DIRECTIVE: Recast the rows from the first one through the line containing "x-tick-label: 104: [1019, 367, 1045, 388]" as a Markdown table with the columns No. and Entry, skipping any blank lines.

[Spatial annotation entries]
=======

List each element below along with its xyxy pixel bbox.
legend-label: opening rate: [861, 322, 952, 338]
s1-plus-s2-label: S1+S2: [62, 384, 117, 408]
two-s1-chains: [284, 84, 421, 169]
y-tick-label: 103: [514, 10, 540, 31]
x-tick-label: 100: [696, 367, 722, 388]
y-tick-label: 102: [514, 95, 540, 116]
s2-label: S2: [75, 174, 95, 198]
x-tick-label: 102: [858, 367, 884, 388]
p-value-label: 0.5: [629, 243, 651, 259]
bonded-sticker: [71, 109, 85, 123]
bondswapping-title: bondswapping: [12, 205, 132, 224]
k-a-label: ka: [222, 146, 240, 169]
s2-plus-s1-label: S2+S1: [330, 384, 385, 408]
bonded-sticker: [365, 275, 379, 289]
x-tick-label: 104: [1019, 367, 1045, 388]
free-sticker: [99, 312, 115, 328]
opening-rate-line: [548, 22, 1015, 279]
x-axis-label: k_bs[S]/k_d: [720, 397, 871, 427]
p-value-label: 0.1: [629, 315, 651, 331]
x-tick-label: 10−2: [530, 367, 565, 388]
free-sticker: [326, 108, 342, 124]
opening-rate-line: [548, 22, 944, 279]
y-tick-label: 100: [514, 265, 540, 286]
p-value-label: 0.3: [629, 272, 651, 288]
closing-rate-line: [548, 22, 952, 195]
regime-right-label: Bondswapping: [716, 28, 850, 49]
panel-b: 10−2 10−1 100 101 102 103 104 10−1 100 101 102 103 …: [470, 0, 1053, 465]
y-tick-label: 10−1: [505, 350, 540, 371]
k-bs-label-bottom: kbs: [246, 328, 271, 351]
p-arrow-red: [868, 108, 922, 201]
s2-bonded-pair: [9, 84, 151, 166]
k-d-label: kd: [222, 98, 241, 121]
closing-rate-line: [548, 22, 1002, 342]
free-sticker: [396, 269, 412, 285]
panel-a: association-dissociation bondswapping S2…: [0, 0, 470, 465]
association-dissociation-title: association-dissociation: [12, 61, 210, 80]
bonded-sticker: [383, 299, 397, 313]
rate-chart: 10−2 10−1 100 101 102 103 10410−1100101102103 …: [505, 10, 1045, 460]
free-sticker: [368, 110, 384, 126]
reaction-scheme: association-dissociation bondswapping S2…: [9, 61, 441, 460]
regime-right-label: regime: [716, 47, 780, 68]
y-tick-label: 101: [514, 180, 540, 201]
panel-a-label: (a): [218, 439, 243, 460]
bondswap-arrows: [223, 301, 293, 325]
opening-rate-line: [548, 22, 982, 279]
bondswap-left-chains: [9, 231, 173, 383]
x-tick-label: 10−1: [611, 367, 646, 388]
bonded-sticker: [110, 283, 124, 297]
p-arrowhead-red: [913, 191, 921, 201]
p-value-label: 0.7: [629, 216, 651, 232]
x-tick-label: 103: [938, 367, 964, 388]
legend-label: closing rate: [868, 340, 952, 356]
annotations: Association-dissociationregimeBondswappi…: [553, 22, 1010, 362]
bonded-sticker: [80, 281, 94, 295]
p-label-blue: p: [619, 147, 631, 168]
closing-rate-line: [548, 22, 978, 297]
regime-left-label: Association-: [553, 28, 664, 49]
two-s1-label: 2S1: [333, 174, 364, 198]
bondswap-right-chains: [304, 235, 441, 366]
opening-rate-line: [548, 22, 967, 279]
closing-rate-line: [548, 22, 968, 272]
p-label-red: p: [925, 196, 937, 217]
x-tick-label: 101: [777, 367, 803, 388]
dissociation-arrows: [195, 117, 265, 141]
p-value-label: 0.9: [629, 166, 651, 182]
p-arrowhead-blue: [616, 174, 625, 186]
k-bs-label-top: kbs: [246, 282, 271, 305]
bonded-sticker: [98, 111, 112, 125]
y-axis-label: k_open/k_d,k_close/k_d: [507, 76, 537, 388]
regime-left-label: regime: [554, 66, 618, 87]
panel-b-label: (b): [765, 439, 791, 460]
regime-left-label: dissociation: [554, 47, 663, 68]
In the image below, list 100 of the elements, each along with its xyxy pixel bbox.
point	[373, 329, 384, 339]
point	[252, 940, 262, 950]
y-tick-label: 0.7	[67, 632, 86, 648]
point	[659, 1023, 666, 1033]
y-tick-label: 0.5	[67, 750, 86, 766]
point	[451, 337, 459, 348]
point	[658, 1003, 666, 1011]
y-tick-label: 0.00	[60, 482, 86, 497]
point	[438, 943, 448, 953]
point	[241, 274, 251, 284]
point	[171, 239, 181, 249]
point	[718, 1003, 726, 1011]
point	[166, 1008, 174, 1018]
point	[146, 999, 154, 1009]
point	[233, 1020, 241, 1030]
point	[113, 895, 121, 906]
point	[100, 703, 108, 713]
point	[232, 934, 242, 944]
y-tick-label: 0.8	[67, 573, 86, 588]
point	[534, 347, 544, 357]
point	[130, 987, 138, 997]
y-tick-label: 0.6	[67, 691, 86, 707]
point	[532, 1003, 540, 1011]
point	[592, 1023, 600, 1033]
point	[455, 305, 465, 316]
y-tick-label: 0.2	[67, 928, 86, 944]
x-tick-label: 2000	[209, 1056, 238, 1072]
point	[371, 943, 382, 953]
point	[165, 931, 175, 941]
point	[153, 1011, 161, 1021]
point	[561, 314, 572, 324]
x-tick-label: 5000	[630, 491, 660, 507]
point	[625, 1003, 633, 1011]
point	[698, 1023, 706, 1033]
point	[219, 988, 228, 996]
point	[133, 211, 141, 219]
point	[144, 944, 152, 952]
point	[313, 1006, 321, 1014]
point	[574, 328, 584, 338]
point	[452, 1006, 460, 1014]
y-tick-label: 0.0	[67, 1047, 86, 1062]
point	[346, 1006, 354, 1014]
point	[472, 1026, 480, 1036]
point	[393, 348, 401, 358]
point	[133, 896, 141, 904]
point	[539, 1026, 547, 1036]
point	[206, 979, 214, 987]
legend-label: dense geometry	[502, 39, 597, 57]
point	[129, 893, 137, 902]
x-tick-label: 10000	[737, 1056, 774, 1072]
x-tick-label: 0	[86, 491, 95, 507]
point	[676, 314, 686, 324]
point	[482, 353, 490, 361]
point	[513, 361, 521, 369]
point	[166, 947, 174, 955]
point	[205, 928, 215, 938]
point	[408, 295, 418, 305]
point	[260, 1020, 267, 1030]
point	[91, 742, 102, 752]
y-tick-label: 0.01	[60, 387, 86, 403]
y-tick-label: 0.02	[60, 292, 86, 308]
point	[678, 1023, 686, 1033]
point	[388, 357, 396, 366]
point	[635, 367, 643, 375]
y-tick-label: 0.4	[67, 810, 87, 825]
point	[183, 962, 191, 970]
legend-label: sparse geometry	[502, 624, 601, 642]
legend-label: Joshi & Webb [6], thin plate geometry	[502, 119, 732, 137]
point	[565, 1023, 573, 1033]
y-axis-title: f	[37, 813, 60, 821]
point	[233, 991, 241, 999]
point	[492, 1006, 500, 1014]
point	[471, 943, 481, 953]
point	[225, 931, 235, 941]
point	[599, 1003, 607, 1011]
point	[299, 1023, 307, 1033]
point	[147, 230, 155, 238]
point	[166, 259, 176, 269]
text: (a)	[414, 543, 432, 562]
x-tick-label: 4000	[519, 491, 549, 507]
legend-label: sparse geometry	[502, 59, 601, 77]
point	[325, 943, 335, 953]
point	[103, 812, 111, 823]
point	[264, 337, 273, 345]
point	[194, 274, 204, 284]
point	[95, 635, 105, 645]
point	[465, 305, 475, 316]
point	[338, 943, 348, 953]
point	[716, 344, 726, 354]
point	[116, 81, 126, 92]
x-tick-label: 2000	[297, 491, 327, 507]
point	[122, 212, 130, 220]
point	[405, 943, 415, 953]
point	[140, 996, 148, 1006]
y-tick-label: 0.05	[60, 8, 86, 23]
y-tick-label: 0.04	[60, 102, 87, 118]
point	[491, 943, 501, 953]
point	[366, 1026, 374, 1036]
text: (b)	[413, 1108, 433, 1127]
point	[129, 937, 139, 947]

=======

EXERCISE SOLUTION:
| No. | Entry |
|---|---|
| 1 | List each element below along with its xyxy pixel bbox. |
| 2 | legend-label: opening rate: [861, 322, 952, 338] |
| 3 | s1-plus-s2-label: S1+S2: [62, 384, 117, 408] |
| 4 | two-s1-chains: [284, 84, 421, 169] |
| 5 | y-tick-label: 103: [514, 10, 540, 31] |
| 6 | x-tick-label: 100: [696, 367, 722, 388] |
| 7 | y-tick-label: 102: [514, 95, 540, 116] |
| 8 | s2-label: S2: [75, 174, 95, 198] |
| 9 | x-tick-label: 102: [858, 367, 884, 388] |
| 10 | p-value-label: 0.5: [629, 243, 651, 259] |
| 11 | bonded-sticker: [71, 109, 85, 123] |
| 12 | bondswapping-title: bondswapping: [12, 205, 132, 224] |
| 13 | k-a-label: ka: [222, 146, 240, 169] |
| 14 | s2-plus-s1-label: S2+S1: [330, 384, 385, 408] |
| 15 | bonded-sticker: [365, 275, 379, 289] |
| 16 | x-tick-label: 104: [1019, 367, 1045, 388] |